● **WHAT THE TASK REQUIRES**: Read the lines that follow and pick out every one containing the word "this".

### RECORD EXTRACTS

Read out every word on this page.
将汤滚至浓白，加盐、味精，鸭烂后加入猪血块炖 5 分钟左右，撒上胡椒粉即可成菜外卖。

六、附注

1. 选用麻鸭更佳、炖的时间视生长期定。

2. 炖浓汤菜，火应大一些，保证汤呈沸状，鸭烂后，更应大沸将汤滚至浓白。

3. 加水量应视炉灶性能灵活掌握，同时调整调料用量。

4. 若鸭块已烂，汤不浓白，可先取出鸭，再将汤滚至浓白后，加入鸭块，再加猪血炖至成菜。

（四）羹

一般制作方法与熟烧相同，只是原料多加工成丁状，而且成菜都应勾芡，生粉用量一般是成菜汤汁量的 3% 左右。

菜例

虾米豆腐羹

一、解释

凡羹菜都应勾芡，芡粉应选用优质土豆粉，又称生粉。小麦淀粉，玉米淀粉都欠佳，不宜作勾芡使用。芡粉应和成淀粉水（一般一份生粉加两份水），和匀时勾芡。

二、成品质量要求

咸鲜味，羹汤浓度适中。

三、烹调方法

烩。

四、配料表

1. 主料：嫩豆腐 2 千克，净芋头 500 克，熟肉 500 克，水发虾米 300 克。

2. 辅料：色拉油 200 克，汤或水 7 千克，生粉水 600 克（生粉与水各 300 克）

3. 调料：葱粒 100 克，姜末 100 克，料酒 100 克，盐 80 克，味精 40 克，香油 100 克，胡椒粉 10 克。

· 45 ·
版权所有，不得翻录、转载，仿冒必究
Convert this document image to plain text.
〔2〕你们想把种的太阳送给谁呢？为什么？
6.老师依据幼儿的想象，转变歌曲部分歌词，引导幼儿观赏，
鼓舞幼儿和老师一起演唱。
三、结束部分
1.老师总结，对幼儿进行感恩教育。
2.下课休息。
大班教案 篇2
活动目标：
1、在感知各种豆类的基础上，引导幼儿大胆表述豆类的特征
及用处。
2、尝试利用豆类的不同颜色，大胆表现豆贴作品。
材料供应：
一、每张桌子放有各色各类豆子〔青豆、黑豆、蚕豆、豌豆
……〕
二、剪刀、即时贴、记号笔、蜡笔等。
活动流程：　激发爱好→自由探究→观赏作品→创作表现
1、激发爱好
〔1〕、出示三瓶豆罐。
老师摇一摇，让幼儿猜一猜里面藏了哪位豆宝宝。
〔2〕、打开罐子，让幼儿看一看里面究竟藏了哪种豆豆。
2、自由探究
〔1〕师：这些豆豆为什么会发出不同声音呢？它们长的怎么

######

● **WORKED SOLUTION**:
Read out every word on this page.
Convert this document image to plain text.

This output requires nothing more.